Figure record listings:

— begin —

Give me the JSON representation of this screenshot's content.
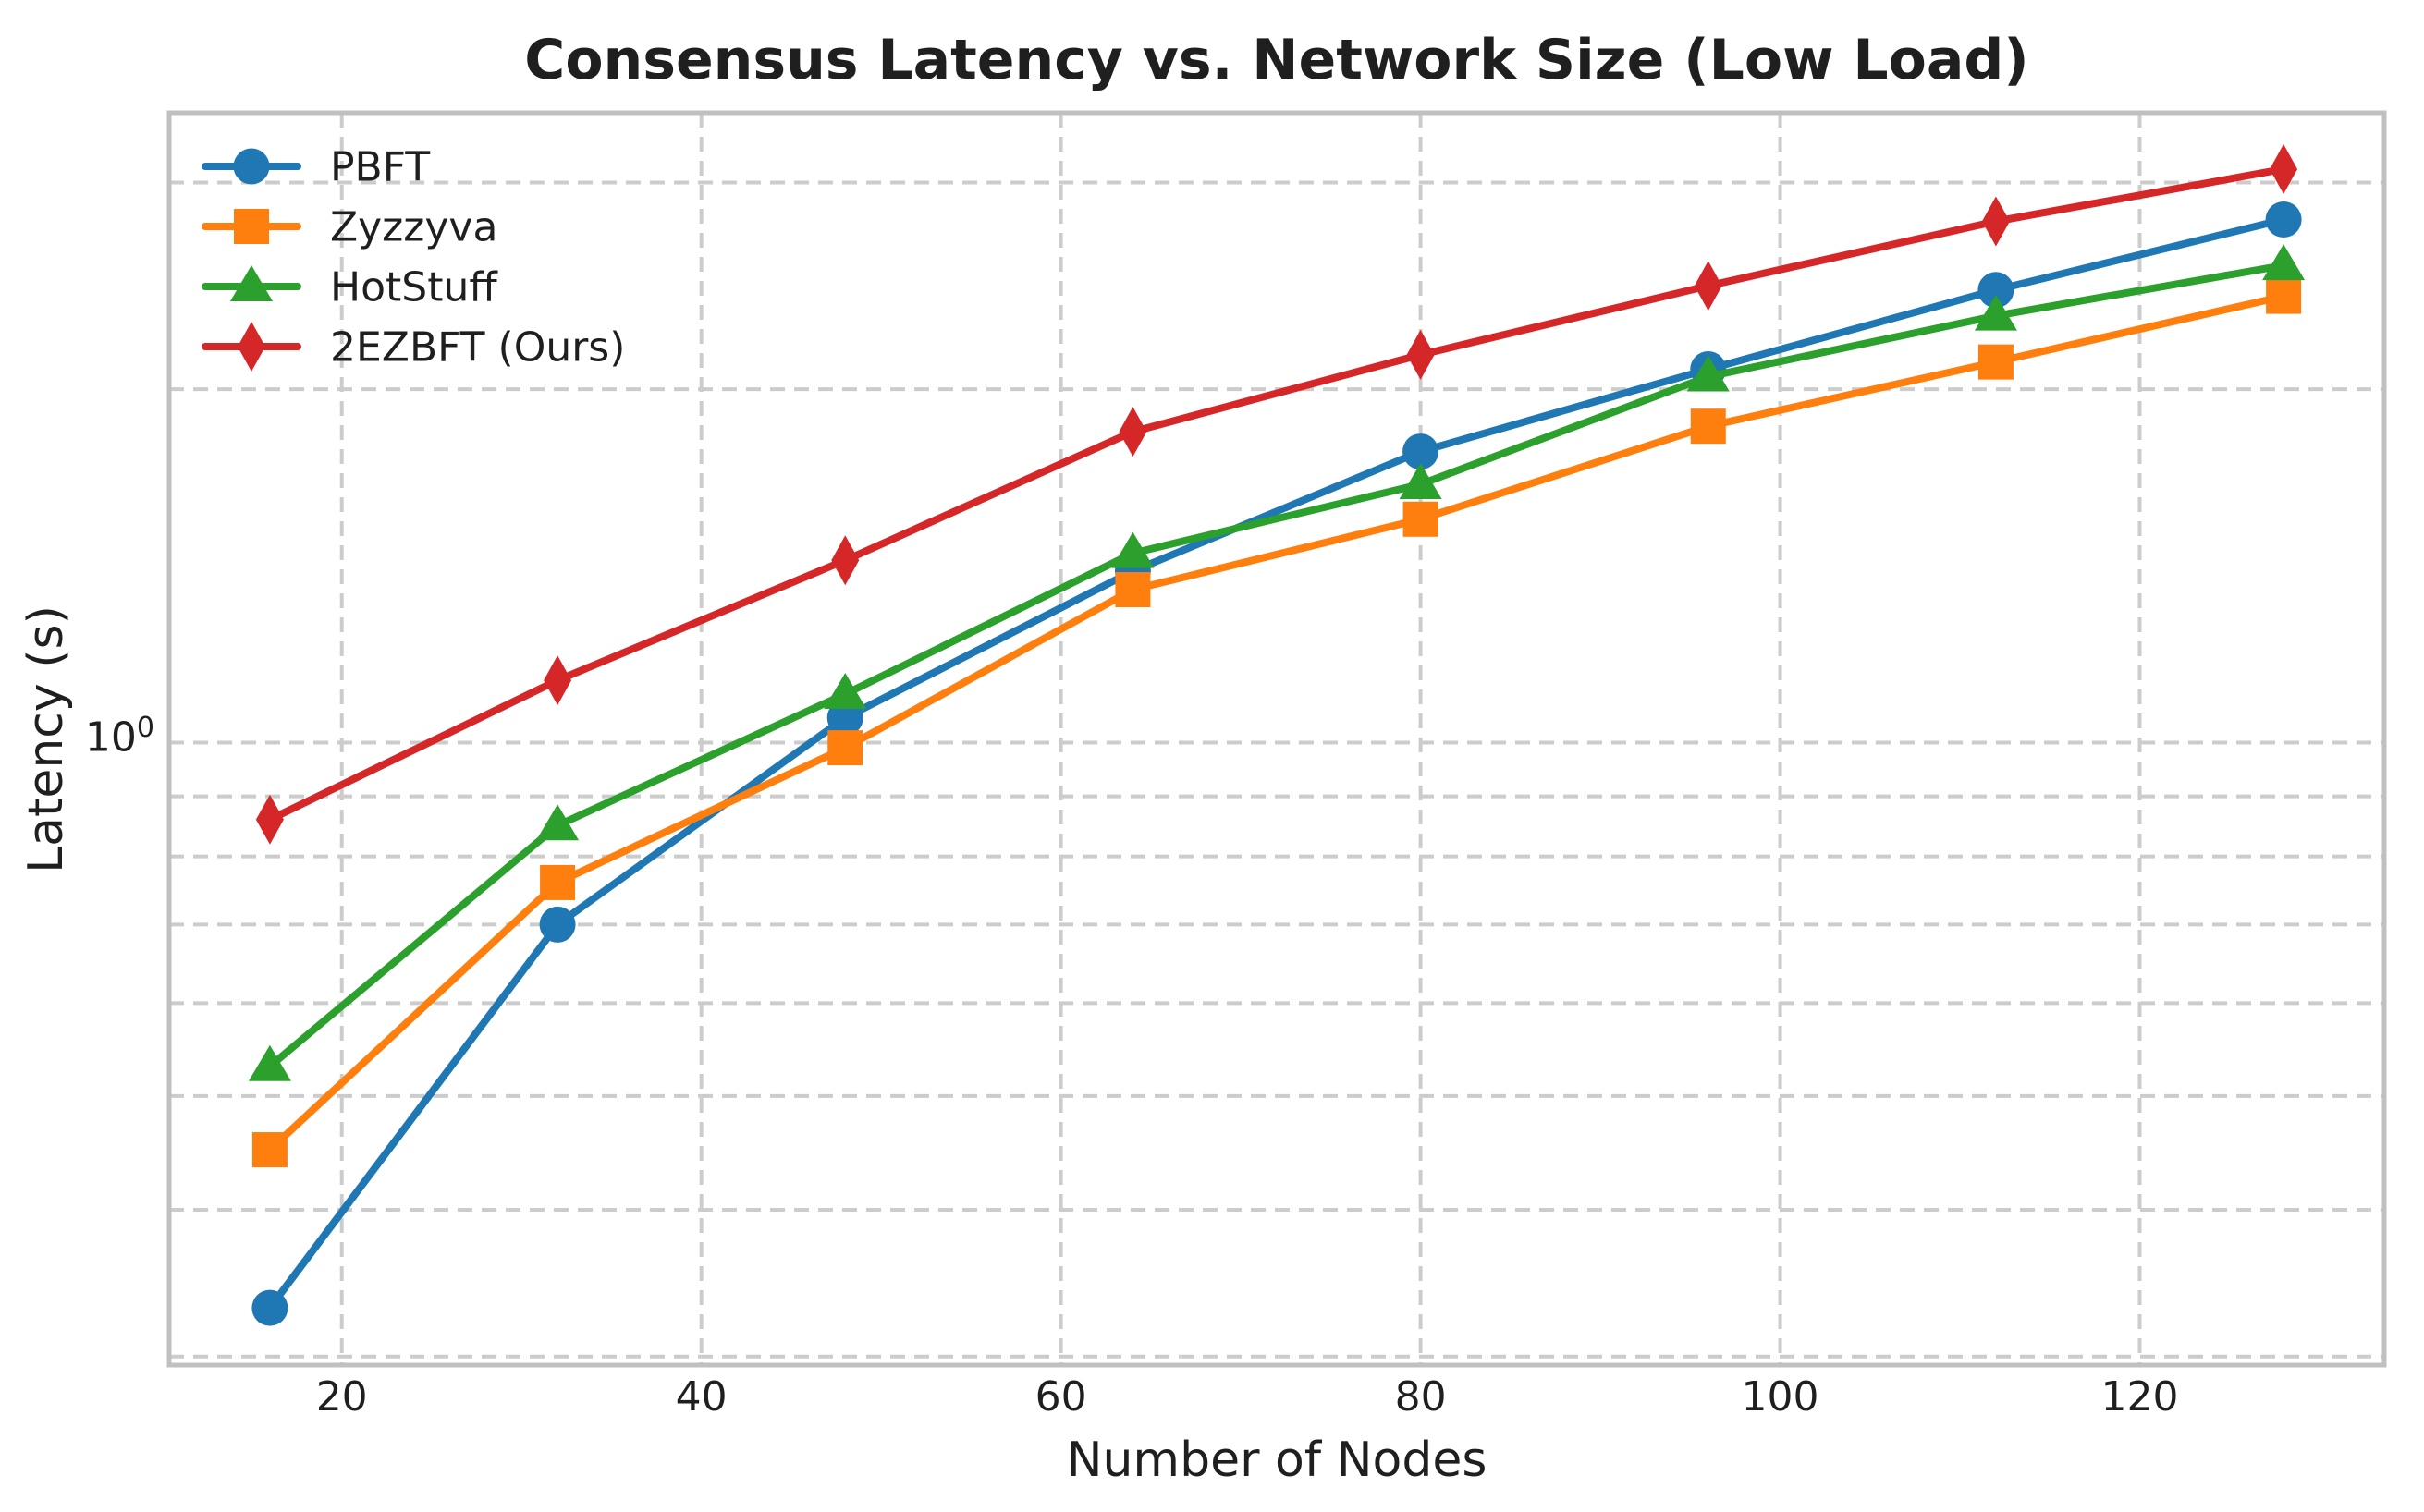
{
  "title": "Consensus Latency vs. Network Size (Low Load)",
  "chart_data": {
    "type": "line",
    "title": "Consensus Latency vs. Network Size (Low Load)",
    "xlabel": "Number of Nodes",
    "ylabel": "Latency (s)",
    "yscale": "log",
    "grid": true,
    "legend_position": "upper-left",
    "x": [
      16,
      32,
      48,
      64,
      80,
      96,
      112,
      128
    ],
    "series": [
      {
        "name": "PBFT",
        "color": "#1f77b4",
        "marker": "circle",
        "values": [
          0.33,
          0.7,
          1.05,
          1.4,
          1.77,
          2.08,
          2.43,
          2.79
        ]
      },
      {
        "name": "Zyzzyva",
        "color": "#ff7f0e",
        "marker": "square",
        "values": [
          0.45,
          0.76,
          0.99,
          1.35,
          1.55,
          1.86,
          2.11,
          2.4
        ]
      },
      {
        "name": "HotStuff",
        "color": "#2ca02c",
        "marker": "triangle",
        "values": [
          0.53,
          0.85,
          1.1,
          1.45,
          1.66,
          2.05,
          2.31,
          2.55
        ]
      },
      {
        "name": "2EZBFT (Ours)",
        "color": "#d62728",
        "marker": "diamond",
        "values": [
          0.86,
          1.13,
          1.43,
          1.84,
          2.14,
          2.45,
          2.78,
          3.08
        ]
      }
    ],
    "x_ticks": [
      20,
      40,
      60,
      80,
      100,
      120
    ],
    "y_major_tick": {
      "base": "10",
      "exponent": "0",
      "value": 1
    },
    "y_gridlines": [
      0.3,
      0.4,
      0.5,
      0.6,
      0.7,
      0.8,
      0.9,
      1,
      2,
      3
    ],
    "xlim": [
      10.4,
      133.6
    ],
    "ylim": [
      0.295,
      3.44
    ]
  },
  "styles": {
    "grid_color": "#cccccc",
    "spine_color": "#c0c0c0",
    "text_color": "#1f1f1f",
    "background": "#ffffff"
  }
}
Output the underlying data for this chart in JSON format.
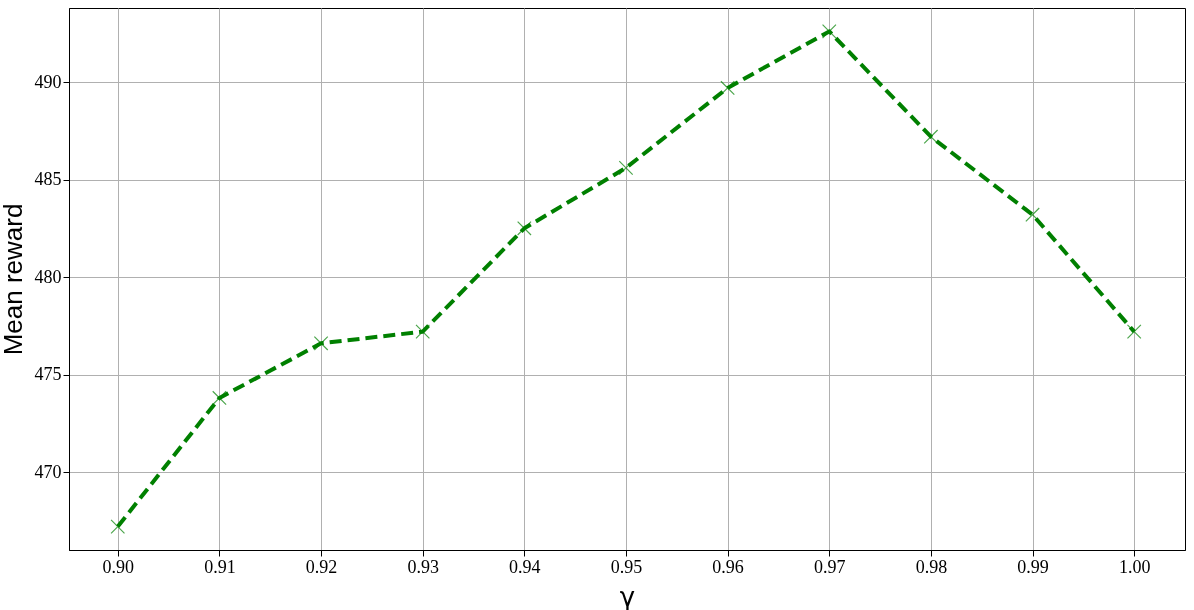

— end —

● THE PROBLEM
For the entries above, count the lines that contain the string "Size", and state that number without further comment.

● OUTPUT
2